▸ WHAT YOU ARE ASKED TO DO:
Show every line where "Residual" occurs.

▸ INPUT ROWS:
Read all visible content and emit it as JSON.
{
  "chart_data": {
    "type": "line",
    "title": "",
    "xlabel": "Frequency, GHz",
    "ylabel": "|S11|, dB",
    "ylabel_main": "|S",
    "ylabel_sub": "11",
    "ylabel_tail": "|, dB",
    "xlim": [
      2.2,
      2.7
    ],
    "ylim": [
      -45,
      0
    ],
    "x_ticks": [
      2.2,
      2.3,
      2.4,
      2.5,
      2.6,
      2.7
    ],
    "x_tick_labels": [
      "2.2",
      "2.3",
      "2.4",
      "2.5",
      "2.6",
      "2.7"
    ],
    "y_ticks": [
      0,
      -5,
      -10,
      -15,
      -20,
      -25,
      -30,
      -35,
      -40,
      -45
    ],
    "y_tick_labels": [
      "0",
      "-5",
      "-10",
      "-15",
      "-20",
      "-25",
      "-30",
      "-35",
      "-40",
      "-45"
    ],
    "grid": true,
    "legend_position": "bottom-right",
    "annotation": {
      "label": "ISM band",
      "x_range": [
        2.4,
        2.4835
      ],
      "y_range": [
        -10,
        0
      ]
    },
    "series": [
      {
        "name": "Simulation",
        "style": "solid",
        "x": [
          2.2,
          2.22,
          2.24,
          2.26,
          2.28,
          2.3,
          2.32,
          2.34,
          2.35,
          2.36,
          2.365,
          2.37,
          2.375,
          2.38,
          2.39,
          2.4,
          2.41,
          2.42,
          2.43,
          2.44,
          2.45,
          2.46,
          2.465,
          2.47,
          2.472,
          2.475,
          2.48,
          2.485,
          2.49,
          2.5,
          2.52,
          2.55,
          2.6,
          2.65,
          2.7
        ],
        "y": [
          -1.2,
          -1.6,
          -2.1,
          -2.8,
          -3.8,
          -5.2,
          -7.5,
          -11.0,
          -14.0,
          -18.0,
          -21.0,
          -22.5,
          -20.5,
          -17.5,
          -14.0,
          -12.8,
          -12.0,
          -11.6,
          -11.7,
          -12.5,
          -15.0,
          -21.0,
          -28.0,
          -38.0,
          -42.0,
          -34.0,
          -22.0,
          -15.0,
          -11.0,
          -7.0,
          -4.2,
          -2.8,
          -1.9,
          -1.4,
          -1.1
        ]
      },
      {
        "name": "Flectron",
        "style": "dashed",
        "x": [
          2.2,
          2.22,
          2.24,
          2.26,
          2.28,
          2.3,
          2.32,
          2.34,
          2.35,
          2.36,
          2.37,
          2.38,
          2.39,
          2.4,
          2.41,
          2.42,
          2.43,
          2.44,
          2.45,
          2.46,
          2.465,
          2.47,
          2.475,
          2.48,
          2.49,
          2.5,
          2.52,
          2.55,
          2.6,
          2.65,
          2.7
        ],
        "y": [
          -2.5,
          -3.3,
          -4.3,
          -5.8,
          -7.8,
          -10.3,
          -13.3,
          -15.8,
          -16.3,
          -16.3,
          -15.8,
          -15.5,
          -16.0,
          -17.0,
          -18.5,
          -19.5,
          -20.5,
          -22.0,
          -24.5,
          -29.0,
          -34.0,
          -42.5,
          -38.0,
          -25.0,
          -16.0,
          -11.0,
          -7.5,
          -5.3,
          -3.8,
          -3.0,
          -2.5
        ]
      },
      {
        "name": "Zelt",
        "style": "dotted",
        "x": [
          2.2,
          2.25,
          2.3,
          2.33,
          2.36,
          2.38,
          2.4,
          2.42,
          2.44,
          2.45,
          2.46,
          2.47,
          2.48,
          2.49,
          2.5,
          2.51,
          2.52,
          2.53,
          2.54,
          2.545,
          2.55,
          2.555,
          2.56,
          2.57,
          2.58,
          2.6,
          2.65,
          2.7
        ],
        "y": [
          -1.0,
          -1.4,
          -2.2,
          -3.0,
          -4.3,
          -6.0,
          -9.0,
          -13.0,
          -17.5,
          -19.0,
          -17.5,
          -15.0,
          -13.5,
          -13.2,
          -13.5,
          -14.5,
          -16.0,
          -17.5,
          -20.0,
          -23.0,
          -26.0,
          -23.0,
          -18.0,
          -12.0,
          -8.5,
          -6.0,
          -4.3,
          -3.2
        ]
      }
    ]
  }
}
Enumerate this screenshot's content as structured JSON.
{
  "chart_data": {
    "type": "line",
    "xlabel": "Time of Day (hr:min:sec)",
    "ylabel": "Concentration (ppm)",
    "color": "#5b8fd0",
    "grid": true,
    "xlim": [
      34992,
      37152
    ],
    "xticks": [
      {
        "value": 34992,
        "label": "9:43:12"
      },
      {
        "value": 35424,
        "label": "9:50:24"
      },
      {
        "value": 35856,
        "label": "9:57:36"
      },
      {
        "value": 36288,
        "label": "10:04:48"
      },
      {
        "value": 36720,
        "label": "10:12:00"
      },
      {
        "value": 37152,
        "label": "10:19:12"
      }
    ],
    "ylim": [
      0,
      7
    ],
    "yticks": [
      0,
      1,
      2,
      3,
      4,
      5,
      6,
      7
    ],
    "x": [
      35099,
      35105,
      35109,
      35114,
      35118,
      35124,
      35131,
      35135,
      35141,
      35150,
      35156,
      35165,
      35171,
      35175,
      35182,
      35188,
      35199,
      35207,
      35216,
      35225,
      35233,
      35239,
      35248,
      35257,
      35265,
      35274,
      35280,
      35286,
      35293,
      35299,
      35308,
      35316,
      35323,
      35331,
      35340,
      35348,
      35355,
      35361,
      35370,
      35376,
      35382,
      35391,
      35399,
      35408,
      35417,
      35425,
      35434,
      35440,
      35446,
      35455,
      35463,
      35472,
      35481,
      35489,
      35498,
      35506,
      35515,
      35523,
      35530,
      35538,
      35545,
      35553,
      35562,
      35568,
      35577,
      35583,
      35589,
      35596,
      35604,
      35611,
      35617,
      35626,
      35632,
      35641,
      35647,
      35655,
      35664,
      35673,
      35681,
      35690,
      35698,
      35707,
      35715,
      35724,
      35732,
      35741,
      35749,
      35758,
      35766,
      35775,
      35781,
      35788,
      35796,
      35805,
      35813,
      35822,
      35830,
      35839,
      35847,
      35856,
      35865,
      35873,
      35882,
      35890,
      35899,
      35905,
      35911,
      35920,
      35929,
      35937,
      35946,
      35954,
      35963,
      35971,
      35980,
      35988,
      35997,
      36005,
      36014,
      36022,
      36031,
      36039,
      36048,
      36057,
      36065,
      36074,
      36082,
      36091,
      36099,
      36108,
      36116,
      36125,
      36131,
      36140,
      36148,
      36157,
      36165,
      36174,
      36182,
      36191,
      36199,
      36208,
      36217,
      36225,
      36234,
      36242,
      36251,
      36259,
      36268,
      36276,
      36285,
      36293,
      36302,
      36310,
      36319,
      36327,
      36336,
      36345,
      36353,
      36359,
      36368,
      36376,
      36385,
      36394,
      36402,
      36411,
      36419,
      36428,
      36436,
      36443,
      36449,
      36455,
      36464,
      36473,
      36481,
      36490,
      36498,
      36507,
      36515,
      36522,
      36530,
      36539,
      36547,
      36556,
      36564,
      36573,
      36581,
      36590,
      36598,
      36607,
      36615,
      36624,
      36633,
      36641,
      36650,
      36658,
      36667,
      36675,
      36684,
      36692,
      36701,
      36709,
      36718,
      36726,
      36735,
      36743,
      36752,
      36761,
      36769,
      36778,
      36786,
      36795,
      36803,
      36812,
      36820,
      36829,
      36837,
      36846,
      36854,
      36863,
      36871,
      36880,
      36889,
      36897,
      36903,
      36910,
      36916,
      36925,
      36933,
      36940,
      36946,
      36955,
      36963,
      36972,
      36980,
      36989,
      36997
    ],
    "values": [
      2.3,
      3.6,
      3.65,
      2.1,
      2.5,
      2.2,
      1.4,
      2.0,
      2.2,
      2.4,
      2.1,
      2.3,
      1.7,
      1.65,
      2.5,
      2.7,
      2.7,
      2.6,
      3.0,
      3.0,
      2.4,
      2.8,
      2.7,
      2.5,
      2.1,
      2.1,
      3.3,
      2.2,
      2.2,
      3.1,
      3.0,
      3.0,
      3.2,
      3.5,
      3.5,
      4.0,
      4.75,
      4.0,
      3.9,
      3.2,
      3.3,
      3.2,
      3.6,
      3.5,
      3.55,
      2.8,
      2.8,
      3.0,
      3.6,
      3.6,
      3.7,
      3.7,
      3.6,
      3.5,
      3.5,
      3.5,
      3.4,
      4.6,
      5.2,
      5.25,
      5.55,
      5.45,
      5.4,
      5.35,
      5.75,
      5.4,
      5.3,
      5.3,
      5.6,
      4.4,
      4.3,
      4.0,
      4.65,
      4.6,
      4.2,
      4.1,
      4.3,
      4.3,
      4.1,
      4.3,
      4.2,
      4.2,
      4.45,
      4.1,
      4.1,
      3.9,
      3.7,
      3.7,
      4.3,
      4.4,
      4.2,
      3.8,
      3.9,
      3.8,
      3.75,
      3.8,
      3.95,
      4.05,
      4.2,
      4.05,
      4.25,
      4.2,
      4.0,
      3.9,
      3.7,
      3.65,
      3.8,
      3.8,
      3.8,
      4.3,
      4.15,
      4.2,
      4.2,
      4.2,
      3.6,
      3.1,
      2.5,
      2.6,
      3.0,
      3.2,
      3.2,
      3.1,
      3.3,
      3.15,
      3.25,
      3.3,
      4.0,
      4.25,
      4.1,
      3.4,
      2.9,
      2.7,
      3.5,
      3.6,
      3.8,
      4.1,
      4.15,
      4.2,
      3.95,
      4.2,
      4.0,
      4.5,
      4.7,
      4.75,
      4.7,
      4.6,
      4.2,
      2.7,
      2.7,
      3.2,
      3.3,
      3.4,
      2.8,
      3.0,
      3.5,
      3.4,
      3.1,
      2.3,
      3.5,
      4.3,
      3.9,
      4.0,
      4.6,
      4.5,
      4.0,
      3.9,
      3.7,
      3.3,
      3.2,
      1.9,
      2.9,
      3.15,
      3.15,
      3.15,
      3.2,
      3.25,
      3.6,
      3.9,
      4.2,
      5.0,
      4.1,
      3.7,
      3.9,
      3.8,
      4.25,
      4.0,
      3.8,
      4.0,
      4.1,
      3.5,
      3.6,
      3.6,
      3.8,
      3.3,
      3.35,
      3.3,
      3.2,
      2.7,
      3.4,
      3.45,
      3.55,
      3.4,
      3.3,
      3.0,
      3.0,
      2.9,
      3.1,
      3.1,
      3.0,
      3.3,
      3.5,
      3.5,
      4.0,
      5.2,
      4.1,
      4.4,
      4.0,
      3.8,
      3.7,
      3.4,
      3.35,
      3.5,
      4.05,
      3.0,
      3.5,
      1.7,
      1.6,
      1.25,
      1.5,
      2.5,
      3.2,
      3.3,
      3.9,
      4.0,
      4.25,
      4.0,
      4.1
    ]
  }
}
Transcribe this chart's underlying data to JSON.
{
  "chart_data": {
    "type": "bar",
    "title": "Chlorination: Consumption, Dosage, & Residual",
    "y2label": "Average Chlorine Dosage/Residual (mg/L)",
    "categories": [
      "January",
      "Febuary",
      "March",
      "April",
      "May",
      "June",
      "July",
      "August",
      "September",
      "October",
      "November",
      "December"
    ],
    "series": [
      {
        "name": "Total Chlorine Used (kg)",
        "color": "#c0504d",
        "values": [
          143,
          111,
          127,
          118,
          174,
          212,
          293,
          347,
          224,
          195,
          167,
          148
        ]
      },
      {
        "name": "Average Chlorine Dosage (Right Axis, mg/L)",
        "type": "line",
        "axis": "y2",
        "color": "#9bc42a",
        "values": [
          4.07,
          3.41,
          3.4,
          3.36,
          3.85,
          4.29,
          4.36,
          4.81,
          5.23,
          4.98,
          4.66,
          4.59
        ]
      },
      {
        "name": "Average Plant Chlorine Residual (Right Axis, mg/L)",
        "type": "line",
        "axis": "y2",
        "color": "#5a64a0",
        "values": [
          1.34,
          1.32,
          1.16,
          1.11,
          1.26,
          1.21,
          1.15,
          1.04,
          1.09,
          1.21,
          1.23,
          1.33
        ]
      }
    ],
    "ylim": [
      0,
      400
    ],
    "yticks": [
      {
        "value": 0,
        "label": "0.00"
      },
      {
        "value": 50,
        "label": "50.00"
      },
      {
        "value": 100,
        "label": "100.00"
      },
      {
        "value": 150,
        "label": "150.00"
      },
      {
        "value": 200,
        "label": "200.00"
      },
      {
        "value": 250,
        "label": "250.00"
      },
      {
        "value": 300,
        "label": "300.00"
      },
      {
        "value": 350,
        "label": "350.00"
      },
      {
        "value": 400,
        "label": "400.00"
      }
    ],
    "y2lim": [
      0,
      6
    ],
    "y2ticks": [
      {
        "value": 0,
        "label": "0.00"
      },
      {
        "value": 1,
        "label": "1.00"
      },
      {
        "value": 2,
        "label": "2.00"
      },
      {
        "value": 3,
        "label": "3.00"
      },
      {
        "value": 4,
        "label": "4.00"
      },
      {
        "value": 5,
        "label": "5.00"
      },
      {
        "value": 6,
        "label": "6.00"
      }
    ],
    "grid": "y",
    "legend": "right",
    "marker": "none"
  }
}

▸ CORRECT OUTPUT:
    "title": "Chlorination: Consumption, Dosage, & Residual",
    "y2label": "Average Chlorine Dosage/Residual (mg/L)",
        "name": "Average Plant Chlorine Residual (Right Axis, mg/L)",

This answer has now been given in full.